__EXERCISE MATERIALS__:
** begin **

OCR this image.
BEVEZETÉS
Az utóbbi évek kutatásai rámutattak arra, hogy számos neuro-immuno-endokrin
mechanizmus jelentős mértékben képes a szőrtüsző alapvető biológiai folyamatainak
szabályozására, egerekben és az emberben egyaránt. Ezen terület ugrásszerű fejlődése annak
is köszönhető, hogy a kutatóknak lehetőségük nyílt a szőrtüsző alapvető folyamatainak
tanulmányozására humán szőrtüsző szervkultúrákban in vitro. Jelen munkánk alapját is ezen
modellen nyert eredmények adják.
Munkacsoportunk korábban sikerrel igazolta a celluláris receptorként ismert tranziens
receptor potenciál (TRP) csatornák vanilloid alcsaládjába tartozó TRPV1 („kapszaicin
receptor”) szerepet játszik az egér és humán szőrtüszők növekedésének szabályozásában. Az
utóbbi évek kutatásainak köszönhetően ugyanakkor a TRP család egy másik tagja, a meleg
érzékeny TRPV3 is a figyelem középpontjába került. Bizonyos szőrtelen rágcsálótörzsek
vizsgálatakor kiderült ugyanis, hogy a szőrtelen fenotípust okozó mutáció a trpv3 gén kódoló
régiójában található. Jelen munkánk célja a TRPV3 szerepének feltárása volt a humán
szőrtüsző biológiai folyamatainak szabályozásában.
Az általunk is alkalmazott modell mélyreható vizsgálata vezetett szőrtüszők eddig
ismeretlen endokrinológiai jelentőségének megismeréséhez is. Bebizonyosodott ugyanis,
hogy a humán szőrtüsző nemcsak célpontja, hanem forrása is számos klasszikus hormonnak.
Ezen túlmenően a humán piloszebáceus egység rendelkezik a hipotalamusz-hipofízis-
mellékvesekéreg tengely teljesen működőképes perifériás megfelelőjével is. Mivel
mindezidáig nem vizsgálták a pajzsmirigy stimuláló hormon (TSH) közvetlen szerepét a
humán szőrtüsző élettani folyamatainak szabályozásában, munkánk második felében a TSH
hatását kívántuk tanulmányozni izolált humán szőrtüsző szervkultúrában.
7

** end **
** begin **

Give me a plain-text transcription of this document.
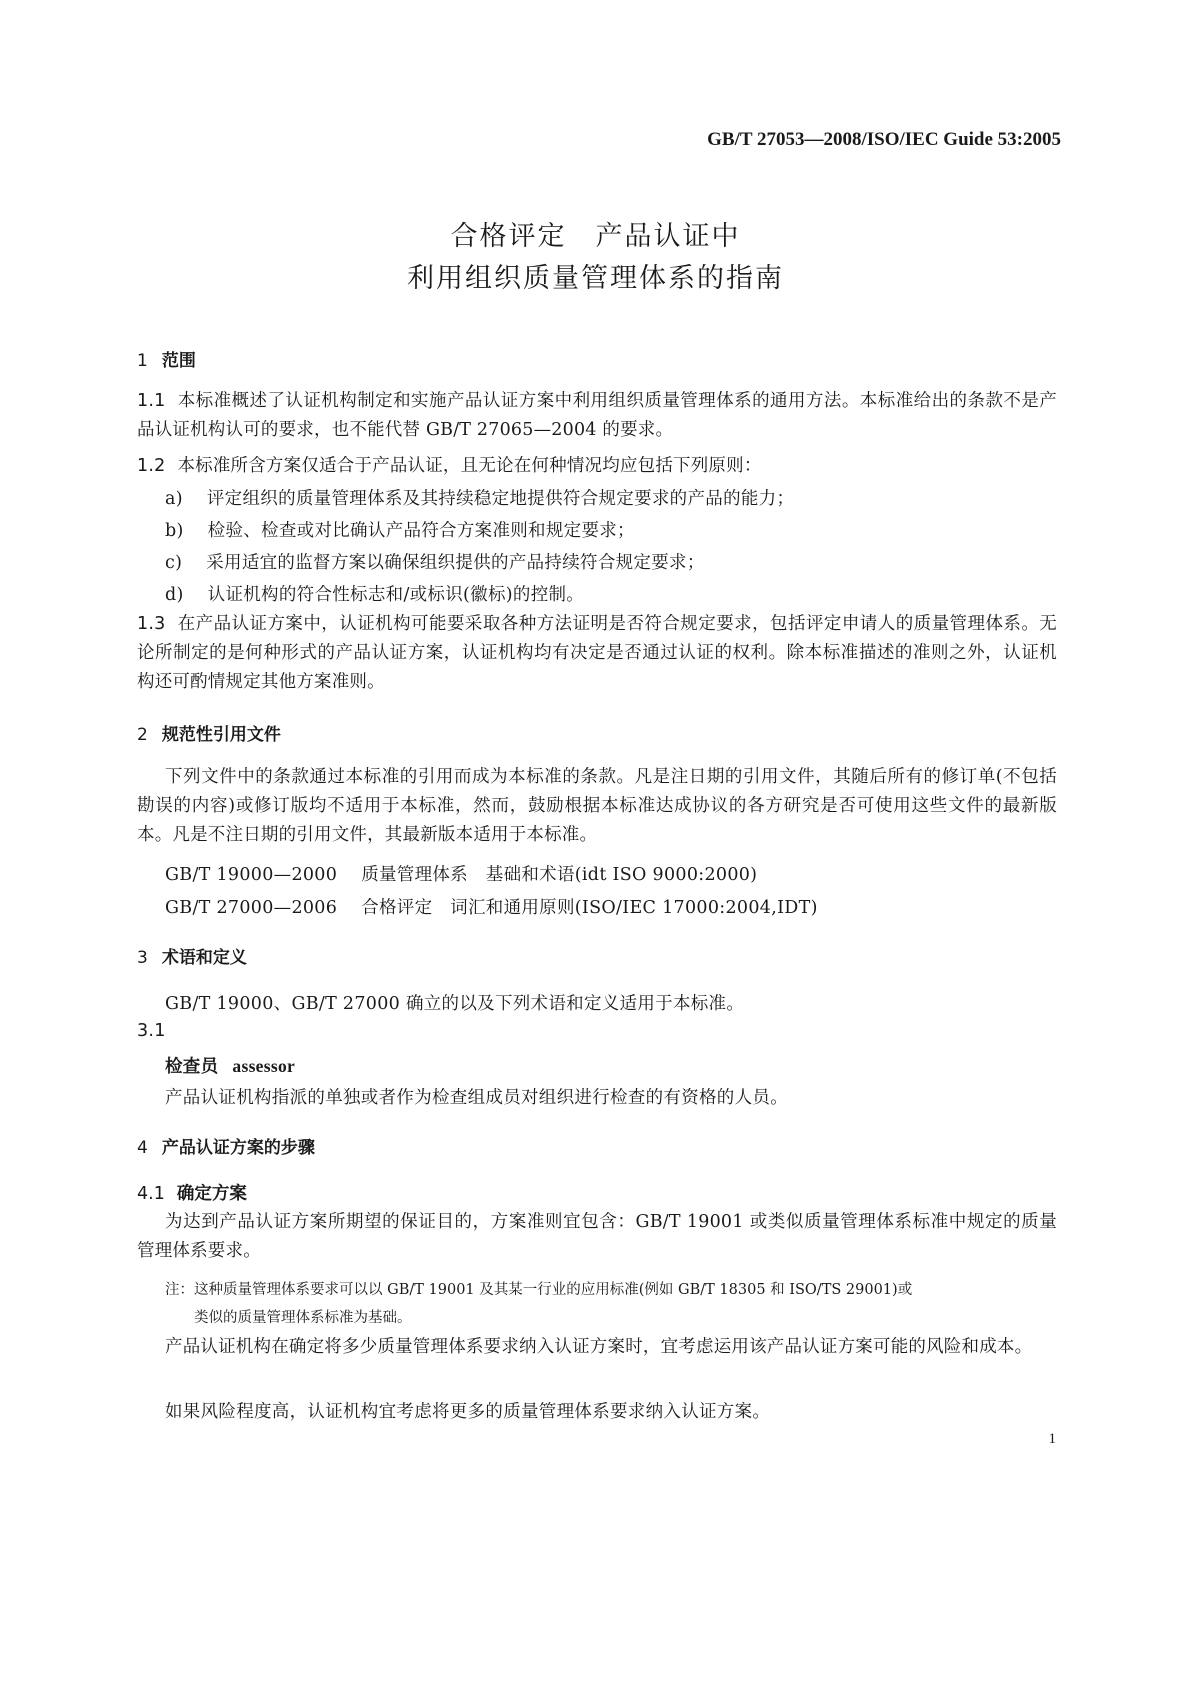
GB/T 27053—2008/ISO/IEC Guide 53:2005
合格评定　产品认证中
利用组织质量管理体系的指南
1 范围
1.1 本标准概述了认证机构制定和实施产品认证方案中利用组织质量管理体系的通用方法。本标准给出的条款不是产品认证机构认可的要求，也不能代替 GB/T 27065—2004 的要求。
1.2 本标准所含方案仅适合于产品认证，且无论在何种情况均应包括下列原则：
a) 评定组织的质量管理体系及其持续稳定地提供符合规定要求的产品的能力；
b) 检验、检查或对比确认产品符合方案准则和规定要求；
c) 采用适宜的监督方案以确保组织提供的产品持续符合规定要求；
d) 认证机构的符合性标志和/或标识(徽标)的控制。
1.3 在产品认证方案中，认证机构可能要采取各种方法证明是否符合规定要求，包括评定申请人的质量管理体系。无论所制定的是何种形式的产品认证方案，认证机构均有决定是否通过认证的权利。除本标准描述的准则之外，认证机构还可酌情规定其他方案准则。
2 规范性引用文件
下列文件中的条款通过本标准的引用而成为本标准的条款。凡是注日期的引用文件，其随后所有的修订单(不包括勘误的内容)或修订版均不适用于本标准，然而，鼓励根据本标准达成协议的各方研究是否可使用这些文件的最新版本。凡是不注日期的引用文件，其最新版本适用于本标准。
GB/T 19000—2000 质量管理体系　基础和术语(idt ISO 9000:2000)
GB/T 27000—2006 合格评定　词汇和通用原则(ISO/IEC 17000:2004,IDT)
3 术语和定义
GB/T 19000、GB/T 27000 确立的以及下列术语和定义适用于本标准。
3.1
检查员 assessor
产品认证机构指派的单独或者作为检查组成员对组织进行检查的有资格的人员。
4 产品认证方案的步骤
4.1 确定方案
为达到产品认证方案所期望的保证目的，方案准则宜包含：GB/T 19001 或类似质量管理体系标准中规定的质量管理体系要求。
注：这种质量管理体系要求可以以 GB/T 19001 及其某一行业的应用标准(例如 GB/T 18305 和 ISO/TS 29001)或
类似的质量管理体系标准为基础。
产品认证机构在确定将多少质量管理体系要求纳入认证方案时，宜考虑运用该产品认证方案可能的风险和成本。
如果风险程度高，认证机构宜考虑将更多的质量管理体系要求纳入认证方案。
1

** end **

__WHAT YOU WILL DO__: Collect each line containing the string "this".

__COMPLETED TASK__:
OCR this image.
Give me a plain-text transcription of this document.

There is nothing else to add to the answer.